TASK TO CARRY OUT:
For each line that holds "Promotoria", copy the line out.

RAW RECORDS:
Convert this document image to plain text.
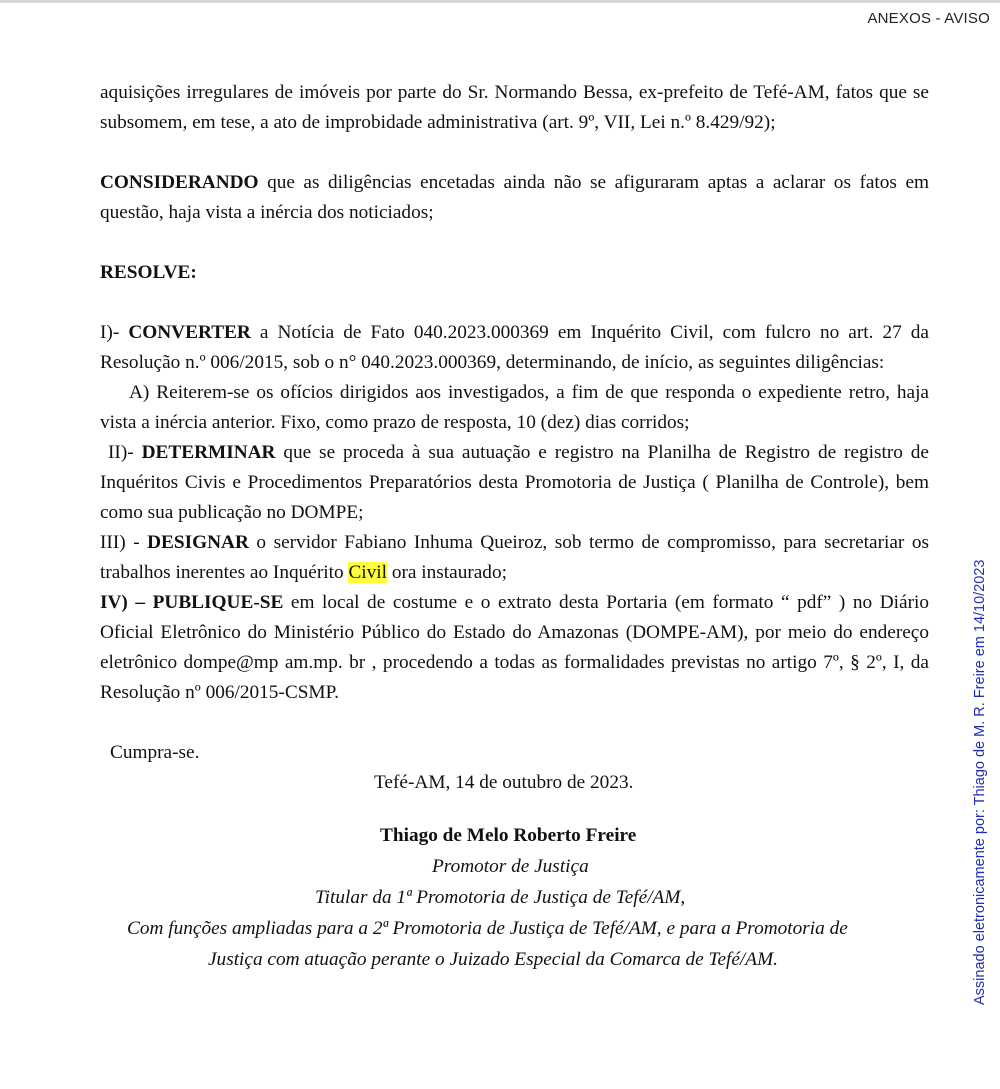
ANEXOS - AVISO

aquisições irregulares de imóveis por parte do Sr. Normando Bessa, ex-prefeito de Tefé-AM, fatos que se subsomem, em tese, a ato de improbidade administrativa (art. 9º, VII, Lei n.º 8.429/92);

CONSIDERANDO que as diligências encetadas ainda não se afiguraram aptas a aclarar os fatos em questão, haja vista a inércia dos noticiados;

RESOLVE:

I)- CONVERTER a Notícia de Fato 040.2023.000369 em Inquérito Civil, com fulcro no art. 27 da Resolução n.º 006/2015, sob o n° 040.2023.000369, determinando, de início, as seguintes diligências:

A) Reiterem-se os ofícios dirigidos aos investigados, a fim de que responda o expediente retro, haja vista a inércia anterior. Fixo, como prazo de resposta, 10 (dez) dias corridos;

II)- DETERMINAR que se proceda à sua autuação e registro na Planilha de Registro de registro de Inquéritos Civis e Procedimentos Preparatórios desta Promotoria de Justiça ( Planilha de Controle), bem como sua publicação no DOMPE;

III) - DESIGNAR o servidor Fabiano Inhuma Queiroz, sob termo de compromisso, para secretariar os trabalhos inerentes ao Inquérito Civil ora instaurado;

IV) – PUBLIQUE-SE em local de costume e o extrato desta Portaria (em formato “ pdf” ) no Diário Oficial Eletrônico do Ministério Público do Estado do Amazonas (DOMPE-AM), por meio do endereço eletrônico dompe@mp am.mp. br , procedendo a todas as formalidades previstas no artigo 7º, § 2º, I, da Resolução nº 006/2015-CSMP.

Cumpra-se.

Tefé-AM, 14 de outubro de 2023.

Thiago de Melo Roberto Freire

Promotor de Justiça

Titular da 1ª Promotoria de Justiça de Tefé/AM,

Com funções ampliadas para a 2ª Promotoria de Justiça de Tefé/AM, e para a Promotoria de

Justiça com atuação perante o Juizado Especial da Comarca de Tefé/AM.	Assinado eletronicamente por: Thiago de M. R. Freire em 14/10/2023
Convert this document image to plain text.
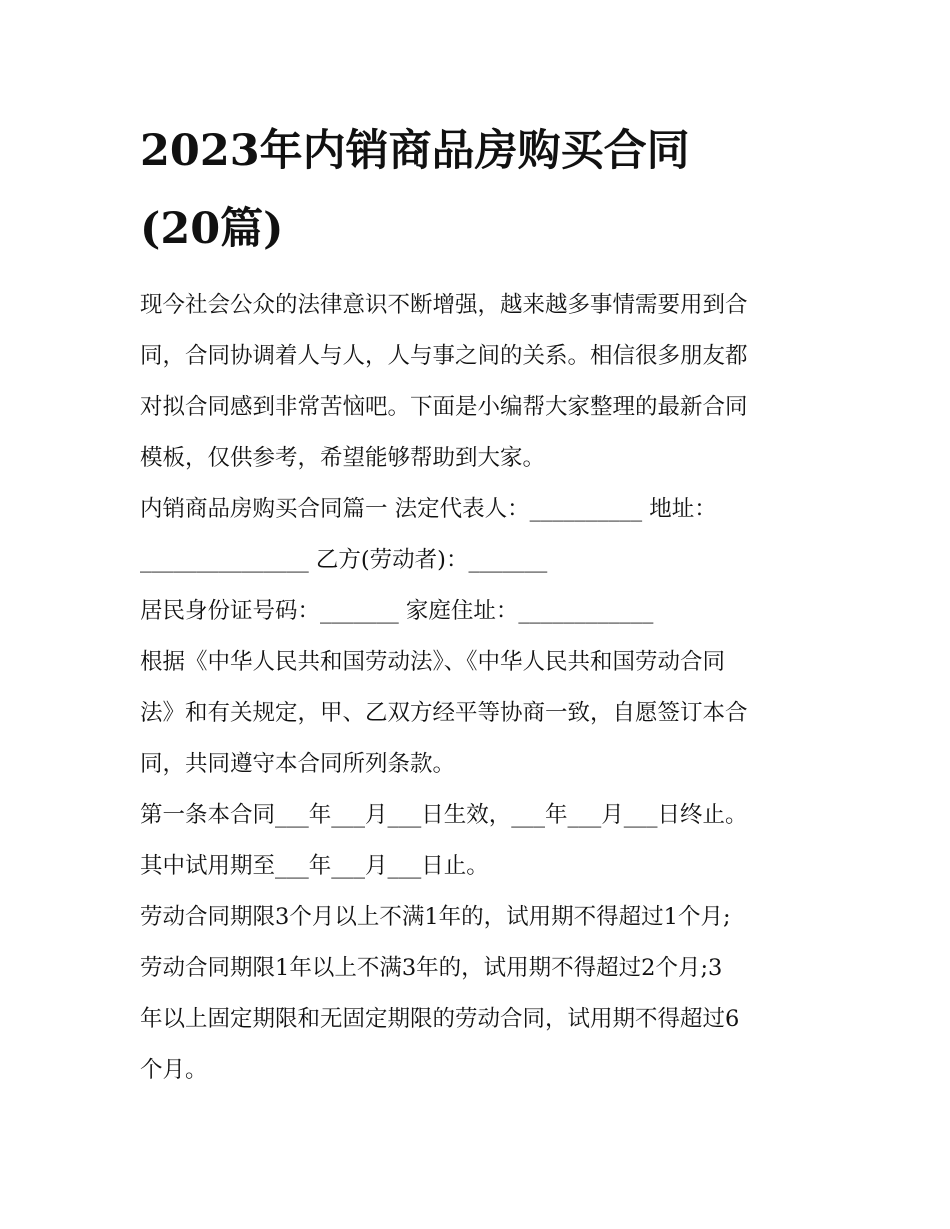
2023年内销商品房购买合同
(20篇)
现今社会公众的法律意识不断增强，越来越多事情需要用到合
同，合同协调着人与人，人与事之间的关系。相信很多朋友都
对拟合同感到非常苦恼吧。下面是小编帮大家整理的最新合同
模板，仅供参考，希望能够帮助到大家。
内销商品房购买合同篇一 法定代表人：__________ 地址：
_______________ 乙方(劳动者)：_______
居民身份证号码：_______ 家庭住址：____________
根据《中华人民共和国劳动法》、《中华人民共和国劳动合同
法》和有关规定，甲、乙双方经平等协商一致，自愿签订本合
同，共同遵守本合同所列条款。
第一条本合同___年___月___日生效，___年___月___日终止。
其中试用期至___年___月___日止。
劳动合同期限3个月以上不满1年的，试用期不得超过1个月;
劳动合同期限1年以上不满3年的，试用期不得超过2个月;3
年以上固定期限和无固定期限的劳动合同，试用期不得超过6
个月。
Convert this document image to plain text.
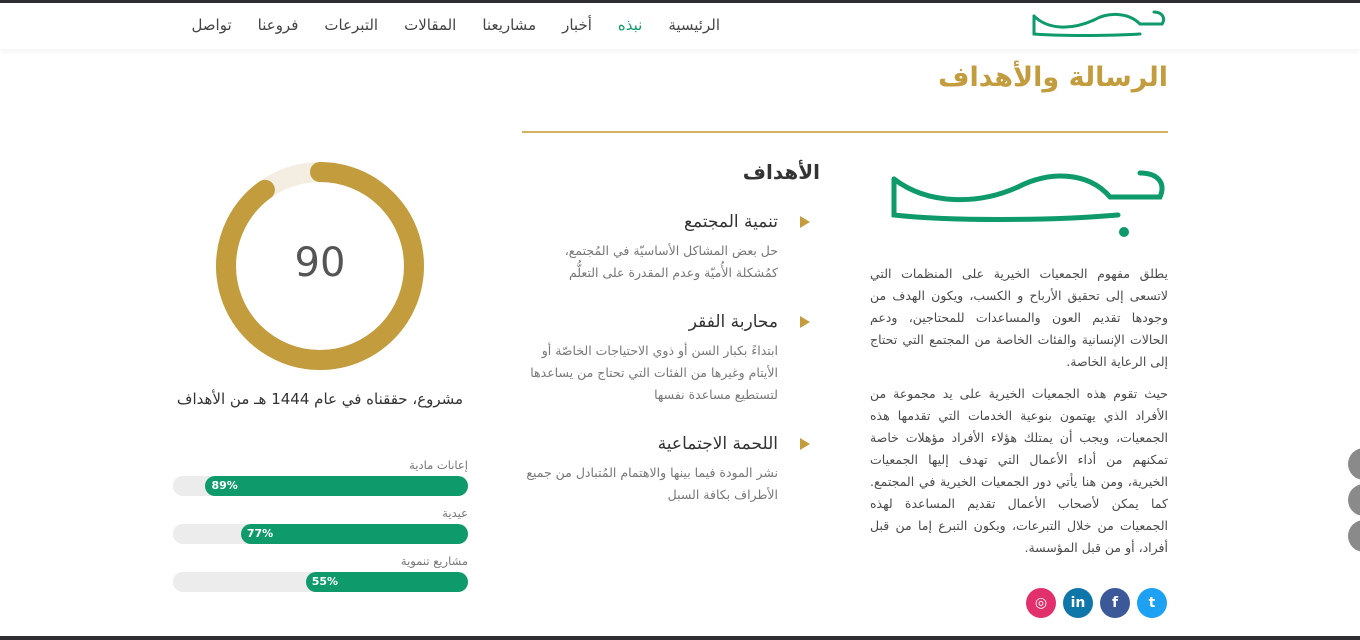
الرئيسية
نبذه
أخبار
مشاريعنا
المقالات
التبرعات
فروعنا
تواصل
الرسالة والأهداف

يطلق مفهوم الجمعيات الخيرية على المنظمات التي لاتسعى إلى تحقيق الأرباح و الكسب، ويكون الهدف من وجودها تقديم العون والمساعدات للمحتاجين، ودعم الحالات الإنسانية والفئات الخاصة من المجتمع التي تحتاج إلى الرعاية الخاصة.

حيث تقوم هذه الجمعيات الخيرية على يد مجموعة من الأفراد الذي يهتمون بنوعية الخدمات التي تقدمها هذه الجمعيات، ويجب أن يمتلك هؤلاء الأفراد مؤهلات خاصة تمكنهم من أداء الأعمال التي تهدف إليها الجمعيات الخيرية، ومن هنا يأتي دور الجمعيات الخيرية في المجتمع. كما يمكن لأصحاب الأعمال تقديم المساعدة لهذه الجمعيات من خلال التبرعات، ويكون التبرع إما من قبل أفراد، أو من قبل المؤسسة.

t
f
in
◎
الأهداف
تنمية المجتمع

حل بعض المشاكل الأساسيّة في المُجتمع، كمُشكلة الأُميّة وعدم المقدرة على التعلُّم

محاربة الفقر

ابتداءً بكبار السن أو ذوي الاحتياجات الخاصّة أو الأيتام وغيرها من الفئات التي تحتاج من يساعدها لتستطيع مساعدة نفسها

اللحمة الاجتماعية

نشر المودة فيما بينها والاهتمام المُتبادل من جميع الأطراف بكافة السبل

90
مشروع، حققناه في عام 1444 هـ من الأهداف
إعانات مادية
89%
عيدية
77%
مشاريع تنموية
55%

COMPLETED EXERCISE:
II)- DETERMINAR que se proceda à sua autuação e registro na Planilha de Registro de registro de Inquéritos Civis e Procedimentos Preparatórios desta Promotoria de Justiça ( Planilha de Controle), bem como sua publicação no DOMPE;
Titular da 1ª Promotoria de Justiça de Tefé/AM,
Com funções ampliadas para a 2ª Promotoria de Justiça de Tefé/AM, e para a Promotoria de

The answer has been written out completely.